Dataset excerpts:
========================================

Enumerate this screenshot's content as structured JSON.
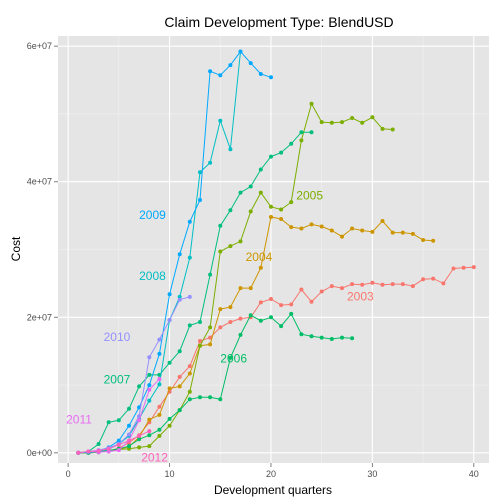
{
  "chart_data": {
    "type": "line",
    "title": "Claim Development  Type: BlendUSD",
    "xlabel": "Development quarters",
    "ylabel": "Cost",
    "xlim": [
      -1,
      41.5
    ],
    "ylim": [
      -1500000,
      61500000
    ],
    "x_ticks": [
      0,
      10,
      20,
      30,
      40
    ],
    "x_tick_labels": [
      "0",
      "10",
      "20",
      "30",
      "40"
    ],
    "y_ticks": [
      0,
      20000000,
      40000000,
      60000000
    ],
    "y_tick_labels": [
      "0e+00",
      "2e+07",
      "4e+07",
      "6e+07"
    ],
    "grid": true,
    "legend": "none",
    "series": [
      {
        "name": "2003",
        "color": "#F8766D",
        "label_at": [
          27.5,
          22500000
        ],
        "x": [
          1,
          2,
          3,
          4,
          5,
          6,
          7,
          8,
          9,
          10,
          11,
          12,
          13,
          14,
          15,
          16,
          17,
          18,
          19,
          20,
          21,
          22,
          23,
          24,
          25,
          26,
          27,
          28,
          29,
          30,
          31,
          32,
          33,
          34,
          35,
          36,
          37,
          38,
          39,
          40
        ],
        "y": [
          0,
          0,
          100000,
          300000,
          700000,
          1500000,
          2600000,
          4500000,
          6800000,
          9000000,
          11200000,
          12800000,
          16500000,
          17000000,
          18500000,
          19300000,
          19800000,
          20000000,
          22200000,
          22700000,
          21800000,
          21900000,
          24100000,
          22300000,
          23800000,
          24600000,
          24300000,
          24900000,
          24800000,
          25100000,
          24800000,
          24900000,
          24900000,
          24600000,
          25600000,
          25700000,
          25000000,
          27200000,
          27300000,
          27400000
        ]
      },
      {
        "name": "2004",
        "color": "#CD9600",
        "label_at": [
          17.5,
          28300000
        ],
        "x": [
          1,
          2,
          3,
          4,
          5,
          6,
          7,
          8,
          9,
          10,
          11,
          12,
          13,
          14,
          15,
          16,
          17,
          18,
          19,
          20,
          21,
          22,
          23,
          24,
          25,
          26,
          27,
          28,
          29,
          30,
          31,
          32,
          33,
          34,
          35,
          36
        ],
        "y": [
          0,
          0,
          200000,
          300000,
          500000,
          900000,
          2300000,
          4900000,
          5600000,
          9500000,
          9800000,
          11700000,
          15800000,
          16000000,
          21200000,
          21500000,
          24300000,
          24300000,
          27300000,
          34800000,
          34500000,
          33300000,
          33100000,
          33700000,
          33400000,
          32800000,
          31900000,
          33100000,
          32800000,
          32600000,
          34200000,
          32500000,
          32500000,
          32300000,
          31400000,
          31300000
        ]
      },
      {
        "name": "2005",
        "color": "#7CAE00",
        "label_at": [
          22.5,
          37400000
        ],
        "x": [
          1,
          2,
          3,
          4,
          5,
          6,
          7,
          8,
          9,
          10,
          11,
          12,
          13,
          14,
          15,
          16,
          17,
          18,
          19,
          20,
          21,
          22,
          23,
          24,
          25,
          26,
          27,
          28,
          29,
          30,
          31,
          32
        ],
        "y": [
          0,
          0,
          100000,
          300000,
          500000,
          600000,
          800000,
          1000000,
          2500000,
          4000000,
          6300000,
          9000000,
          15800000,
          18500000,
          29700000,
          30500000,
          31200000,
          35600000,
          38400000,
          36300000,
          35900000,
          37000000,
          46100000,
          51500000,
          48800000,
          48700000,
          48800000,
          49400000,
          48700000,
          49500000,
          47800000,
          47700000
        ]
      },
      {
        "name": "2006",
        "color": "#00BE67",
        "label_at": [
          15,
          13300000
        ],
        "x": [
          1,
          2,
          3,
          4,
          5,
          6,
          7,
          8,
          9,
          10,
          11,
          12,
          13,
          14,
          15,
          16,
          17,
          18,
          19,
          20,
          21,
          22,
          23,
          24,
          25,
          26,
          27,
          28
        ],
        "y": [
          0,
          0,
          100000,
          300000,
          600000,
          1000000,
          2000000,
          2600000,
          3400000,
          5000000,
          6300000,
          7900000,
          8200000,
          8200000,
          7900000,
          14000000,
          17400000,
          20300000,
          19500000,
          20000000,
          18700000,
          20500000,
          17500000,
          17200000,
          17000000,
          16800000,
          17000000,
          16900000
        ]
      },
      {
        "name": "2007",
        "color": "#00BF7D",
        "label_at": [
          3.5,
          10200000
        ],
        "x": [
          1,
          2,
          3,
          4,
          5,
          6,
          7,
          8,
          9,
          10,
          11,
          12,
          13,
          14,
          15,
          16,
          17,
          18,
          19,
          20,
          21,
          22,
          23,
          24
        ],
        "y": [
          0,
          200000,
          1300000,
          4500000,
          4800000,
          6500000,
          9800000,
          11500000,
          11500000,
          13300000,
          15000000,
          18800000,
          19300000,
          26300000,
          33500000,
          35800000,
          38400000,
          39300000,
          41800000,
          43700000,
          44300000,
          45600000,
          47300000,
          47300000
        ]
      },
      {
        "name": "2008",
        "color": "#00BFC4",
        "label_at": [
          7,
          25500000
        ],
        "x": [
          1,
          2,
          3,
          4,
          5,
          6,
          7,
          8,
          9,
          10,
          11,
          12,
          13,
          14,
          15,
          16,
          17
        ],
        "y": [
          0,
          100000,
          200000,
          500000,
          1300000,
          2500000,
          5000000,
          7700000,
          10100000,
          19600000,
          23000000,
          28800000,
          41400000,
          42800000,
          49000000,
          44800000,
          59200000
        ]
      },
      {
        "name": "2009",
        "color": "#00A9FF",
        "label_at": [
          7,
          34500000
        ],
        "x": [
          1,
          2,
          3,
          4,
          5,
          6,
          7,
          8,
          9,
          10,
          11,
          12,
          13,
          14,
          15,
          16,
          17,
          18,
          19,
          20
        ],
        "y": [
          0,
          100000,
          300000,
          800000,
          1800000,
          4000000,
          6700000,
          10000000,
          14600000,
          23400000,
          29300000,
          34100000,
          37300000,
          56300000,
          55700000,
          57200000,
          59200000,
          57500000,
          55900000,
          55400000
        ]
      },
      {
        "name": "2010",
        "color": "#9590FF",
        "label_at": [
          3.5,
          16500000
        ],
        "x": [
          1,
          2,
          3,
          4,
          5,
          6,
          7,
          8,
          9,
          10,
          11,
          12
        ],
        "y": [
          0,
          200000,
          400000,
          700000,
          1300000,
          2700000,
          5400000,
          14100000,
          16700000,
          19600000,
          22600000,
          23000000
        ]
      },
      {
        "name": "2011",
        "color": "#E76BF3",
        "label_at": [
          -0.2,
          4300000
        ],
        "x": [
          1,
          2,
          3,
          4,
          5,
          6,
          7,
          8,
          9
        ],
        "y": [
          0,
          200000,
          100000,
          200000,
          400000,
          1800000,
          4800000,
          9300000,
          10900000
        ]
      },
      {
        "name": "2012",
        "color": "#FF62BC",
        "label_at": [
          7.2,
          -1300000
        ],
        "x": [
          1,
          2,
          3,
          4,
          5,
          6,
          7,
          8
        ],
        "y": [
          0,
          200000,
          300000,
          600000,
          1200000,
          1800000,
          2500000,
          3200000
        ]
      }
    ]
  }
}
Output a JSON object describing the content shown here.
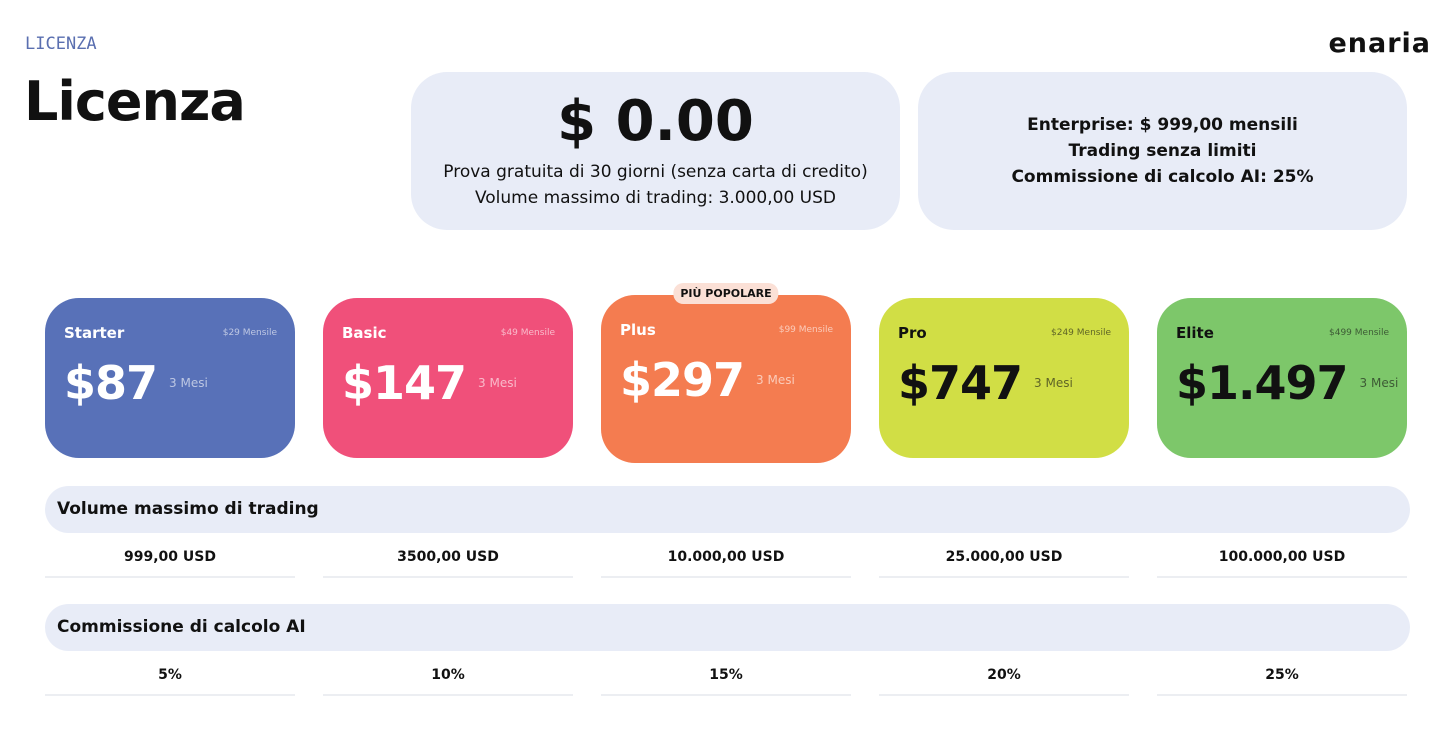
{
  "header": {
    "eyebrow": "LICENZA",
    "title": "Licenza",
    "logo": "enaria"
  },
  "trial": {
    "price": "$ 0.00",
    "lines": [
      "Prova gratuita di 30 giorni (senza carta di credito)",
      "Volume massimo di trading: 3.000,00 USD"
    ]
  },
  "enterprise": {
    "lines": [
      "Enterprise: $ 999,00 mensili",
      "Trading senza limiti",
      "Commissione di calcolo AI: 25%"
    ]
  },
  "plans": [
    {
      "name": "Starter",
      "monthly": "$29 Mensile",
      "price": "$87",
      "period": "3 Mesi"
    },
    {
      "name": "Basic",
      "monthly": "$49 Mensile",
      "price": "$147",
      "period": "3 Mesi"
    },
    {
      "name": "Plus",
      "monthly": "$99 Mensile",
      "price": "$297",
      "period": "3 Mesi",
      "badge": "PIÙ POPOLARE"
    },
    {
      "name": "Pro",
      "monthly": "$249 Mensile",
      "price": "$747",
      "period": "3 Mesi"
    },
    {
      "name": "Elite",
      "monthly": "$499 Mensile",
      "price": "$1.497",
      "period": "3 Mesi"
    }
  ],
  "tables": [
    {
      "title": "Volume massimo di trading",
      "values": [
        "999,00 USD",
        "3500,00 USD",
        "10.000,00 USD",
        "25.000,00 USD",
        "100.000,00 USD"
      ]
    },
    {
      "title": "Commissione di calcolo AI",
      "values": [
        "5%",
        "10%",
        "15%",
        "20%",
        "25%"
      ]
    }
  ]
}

========================================

Written instruction:
Look above for lines with the word "Development" and copy them all.

Response:
    "title": "Claim Development  Type: BlendUSD",
    "xlabel": "Development quarters",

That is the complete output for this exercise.